> [Material shown]:
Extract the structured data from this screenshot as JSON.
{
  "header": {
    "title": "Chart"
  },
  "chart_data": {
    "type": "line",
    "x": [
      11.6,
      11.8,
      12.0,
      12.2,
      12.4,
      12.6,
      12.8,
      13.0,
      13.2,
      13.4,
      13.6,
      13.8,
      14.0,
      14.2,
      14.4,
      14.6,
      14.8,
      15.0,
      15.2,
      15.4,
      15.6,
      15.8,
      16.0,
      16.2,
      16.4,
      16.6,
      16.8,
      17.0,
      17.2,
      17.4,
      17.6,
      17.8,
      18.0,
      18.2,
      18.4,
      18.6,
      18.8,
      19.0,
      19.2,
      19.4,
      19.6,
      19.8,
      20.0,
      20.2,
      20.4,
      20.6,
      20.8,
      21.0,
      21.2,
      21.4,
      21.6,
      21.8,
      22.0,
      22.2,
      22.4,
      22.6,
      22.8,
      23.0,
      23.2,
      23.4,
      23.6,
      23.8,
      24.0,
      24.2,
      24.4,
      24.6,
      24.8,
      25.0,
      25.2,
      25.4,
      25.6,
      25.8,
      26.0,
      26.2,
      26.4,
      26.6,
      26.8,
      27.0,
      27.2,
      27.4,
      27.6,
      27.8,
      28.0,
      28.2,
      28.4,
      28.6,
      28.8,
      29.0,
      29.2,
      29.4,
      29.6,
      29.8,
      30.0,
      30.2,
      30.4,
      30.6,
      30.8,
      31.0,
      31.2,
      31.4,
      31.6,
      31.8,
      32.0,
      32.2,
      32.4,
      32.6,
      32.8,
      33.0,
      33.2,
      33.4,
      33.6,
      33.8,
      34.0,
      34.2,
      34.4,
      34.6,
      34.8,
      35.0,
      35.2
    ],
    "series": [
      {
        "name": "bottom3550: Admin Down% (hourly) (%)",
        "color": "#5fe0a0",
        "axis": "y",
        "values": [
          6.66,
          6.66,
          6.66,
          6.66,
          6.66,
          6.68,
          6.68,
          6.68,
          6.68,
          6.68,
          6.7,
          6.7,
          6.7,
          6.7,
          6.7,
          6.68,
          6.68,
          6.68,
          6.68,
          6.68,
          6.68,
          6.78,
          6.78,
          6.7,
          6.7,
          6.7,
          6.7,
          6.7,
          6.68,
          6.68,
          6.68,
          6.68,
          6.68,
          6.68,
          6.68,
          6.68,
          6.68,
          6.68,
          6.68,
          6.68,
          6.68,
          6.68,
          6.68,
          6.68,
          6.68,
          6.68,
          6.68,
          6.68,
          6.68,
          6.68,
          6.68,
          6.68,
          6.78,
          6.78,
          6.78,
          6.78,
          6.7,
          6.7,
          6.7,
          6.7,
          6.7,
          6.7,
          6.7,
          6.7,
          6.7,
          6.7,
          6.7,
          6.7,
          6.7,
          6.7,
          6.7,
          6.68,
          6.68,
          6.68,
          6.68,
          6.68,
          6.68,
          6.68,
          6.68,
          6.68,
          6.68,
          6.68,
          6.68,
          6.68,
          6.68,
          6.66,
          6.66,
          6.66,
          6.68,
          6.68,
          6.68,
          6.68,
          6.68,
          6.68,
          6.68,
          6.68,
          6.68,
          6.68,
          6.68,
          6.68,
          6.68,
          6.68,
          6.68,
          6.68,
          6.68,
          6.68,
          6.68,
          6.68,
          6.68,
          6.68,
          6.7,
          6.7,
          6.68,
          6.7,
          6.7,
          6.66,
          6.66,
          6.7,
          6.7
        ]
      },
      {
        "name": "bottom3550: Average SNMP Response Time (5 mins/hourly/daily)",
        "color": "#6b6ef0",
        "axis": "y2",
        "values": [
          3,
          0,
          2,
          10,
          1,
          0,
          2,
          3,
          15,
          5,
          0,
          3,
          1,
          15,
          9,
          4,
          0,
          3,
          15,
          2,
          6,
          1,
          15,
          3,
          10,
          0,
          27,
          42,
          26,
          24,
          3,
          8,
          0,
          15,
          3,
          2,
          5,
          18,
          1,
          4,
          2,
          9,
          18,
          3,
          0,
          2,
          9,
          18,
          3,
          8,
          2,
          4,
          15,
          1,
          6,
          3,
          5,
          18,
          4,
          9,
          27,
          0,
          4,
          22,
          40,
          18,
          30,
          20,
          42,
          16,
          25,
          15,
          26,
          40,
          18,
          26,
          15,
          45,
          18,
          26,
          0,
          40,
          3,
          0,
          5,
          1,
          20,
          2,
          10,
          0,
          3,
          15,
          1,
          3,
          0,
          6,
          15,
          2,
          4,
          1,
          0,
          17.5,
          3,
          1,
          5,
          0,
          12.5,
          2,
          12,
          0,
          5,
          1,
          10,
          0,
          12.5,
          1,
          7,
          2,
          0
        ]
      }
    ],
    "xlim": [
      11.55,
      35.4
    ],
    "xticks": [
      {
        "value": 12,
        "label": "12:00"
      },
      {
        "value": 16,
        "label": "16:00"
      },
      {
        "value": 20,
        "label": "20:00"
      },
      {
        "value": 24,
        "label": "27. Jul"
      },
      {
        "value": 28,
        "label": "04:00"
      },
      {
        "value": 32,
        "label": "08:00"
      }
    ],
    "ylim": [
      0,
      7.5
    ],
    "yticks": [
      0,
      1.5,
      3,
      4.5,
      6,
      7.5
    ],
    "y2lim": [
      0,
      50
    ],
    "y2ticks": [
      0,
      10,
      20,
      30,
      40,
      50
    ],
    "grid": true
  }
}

> [Your goal]: Give all the entries again exactly; leave none out.

> [Solution for this task]:
Extract the structured data from this screenshot as JSON.
{
  "header": {
    "title": "Chart"
  },
  "chart_data": {
    "type": "line",
    "x": [
      11.6,
      11.8,
      12.0,
      12.2,
      12.4,
      12.6,
      12.8,
      13.0,
      13.2,
      13.4,
      13.6,
      13.8,
      14.0,
      14.2,
      14.4,
      14.6,
      14.8,
      15.0,
      15.2,
      15.4,
      15.6,
      15.8,
      16.0,
      16.2,
      16.4,
      16.6,
      16.8,
      17.0,
      17.2,
      17.4,
      17.6,
      17.8,
      18.0,
      18.2,
      18.4,
      18.6,
      18.8,
      19.0,
      19.2,
      19.4,
      19.6,
      19.8,
      20.0,
      20.2,
      20.4,
      20.6,
      20.8,
      21.0,
      21.2,
      21.4,
      21.6,
      21.8,
      22.0,
      22.2,
      22.4,
      22.6,
      22.8,
      23.0,
      23.2,
      23.4,
      23.6,
      23.8,
      24.0,
      24.2,
      24.4,
      24.6,
      24.8,
      25.0,
      25.2,
      25.4,
      25.6,
      25.8,
      26.0,
      26.2,
      26.4,
      26.6,
      26.8,
      27.0,
      27.2,
      27.4,
      27.6,
      27.8,
      28.0,
      28.2,
      28.4,
      28.6,
      28.8,
      29.0,
      29.2,
      29.4,
      29.6,
      29.8,
      30.0,
      30.2,
      30.4,
      30.6,
      30.8,
      31.0,
      31.2,
      31.4,
      31.6,
      31.8,
      32.0,
      32.2,
      32.4,
      32.6,
      32.8,
      33.0,
      33.2,
      33.4,
      33.6,
      33.8,
      34.0,
      34.2,
      34.4,
      34.6,
      34.8,
      35.0,
      35.2
    ],
    "series": [
      {
        "name": "bottom3550: Admin Down% (hourly) (%)",
        "color": "#5fe0a0",
        "axis": "y",
        "values": [
          6.66,
          6.66,
          6.66,
          6.66,
          6.66,
          6.68,
          6.68,
          6.68,
          6.68,
          6.68,
          6.7,
          6.7,
          6.7,
          6.7,
          6.7,
          6.68,
          6.68,
          6.68,
          6.68,
          6.68,
          6.68,
          6.78,
          6.78,
          6.7,
          6.7,
          6.7,
          6.7,
          6.7,
          6.68,
          6.68,
          6.68,
          6.68,
          6.68,
          6.68,
          6.68,
          6.68,
          6.68,
          6.68,
          6.68,
          6.68,
          6.68,
          6.68,
          6.68,
          6.68,
          6.68,
          6.68,
          6.68,
          6.68,
          6.68,
          6.68,
          6.68,
          6.68,
          6.78,
          6.78,
          6.78,
          6.78,
          6.7,
          6.7,
          6.7,
          6.7,
          6.7,
          6.7,
          6.7,
          6.7,
          6.7,
          6.7,
          6.7,
          6.7,
          6.7,
          6.7,
          6.7,
          6.68,
          6.68,
          6.68,
          6.68,
          6.68,
          6.68,
          6.68,
          6.68,
          6.68,
          6.68,
          6.68,
          6.68,
          6.68,
          6.68,
          6.66,
          6.66,
          6.66,
          6.68,
          6.68,
          6.68,
          6.68,
          6.68,
          6.68,
          6.68,
          6.68,
          6.68,
          6.68,
          6.68,
          6.68,
          6.68,
          6.68,
          6.68,
          6.68,
          6.68,
          6.68,
          6.68,
          6.68,
          6.68,
          6.68,
          6.7,
          6.7,
          6.68,
          6.7,
          6.7,
          6.66,
          6.66,
          6.7,
          6.7
        ]
      },
      {
        "name": "bottom3550: Average SNMP Response Time (5 mins/hourly/daily)",
        "color": "#6b6ef0",
        "axis": "y2",
        "values": [
          3,
          0,
          2,
          10,
          1,
          0,
          2,
          3,
          15,
          5,
          0,
          3,
          1,
          15,
          9,
          4,
          0,
          3,
          15,
          2,
          6,
          1,
          15,
          3,
          10,
          0,
          27,
          42,
          26,
          24,
          3,
          8,
          0,
          15,
          3,
          2,
          5,
          18,
          1,
          4,
          2,
          9,
          18,
          3,
          0,
          2,
          9,
          18,
          3,
          8,
          2,
          4,
          15,
          1,
          6,
          3,
          5,
          18,
          4,
          9,
          27,
          0,
          4,
          22,
          40,
          18,
          30,
          20,
          42,
          16,
          25,
          15,
          26,
          40,
          18,
          26,
          15,
          45,
          18,
          26,
          0,
          40,
          3,
          0,
          5,
          1,
          20,
          2,
          10,
          0,
          3,
          15,
          1,
          3,
          0,
          6,
          15,
          2,
          4,
          1,
          0,
          17.5,
          3,
          1,
          5,
          0,
          12.5,
          2,
          12,
          0,
          5,
          1,
          10,
          0,
          12.5,
          1,
          7,
          2,
          0
        ]
      }
    ],
    "xlim": [
      11.55,
      35.4
    ],
    "xticks": [
      {
        "value": 12,
        "label": "12:00"
      },
      {
        "value": 16,
        "label": "16:00"
      },
      {
        "value": 20,
        "label": "20:00"
      },
      {
        "value": 24,
        "label": "27. Jul"
      },
      {
        "value": 28,
        "label": "04:00"
      },
      {
        "value": 32,
        "label": "08:00"
      }
    ],
    "ylim": [
      0,
      7.5
    ],
    "yticks": [
      0,
      1.5,
      3,
      4.5,
      6,
      7.5
    ],
    "y2lim": [
      0,
      50
    ],
    "y2ticks": [
      0,
      10,
      20,
      30,
      40,
      50
    ],
    "grid": true
  }
}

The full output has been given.